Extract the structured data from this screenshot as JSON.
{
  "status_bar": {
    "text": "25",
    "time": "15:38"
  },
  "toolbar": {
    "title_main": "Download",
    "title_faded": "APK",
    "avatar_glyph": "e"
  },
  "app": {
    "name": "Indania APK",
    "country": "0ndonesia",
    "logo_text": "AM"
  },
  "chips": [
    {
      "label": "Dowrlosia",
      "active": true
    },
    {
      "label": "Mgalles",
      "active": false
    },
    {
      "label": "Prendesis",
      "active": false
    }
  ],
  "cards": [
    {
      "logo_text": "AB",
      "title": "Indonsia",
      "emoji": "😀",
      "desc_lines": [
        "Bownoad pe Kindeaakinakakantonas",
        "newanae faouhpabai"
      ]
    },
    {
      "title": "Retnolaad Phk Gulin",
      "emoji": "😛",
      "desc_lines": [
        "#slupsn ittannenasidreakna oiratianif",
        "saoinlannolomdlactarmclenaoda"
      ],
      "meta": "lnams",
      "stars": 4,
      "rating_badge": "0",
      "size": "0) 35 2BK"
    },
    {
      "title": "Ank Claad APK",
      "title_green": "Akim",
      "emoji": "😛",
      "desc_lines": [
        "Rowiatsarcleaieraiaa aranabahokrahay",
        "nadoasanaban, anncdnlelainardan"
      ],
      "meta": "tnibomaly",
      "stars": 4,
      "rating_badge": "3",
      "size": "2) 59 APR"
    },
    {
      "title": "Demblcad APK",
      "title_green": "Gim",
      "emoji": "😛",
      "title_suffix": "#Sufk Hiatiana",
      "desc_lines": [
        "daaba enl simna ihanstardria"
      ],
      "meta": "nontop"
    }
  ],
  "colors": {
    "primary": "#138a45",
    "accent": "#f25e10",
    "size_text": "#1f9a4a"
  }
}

======

Look through the entries above; copy each line where the string "label" appears.

      "label": "Dowrlosia",
      "label": "Mgalles",
      "label": "Prendesis",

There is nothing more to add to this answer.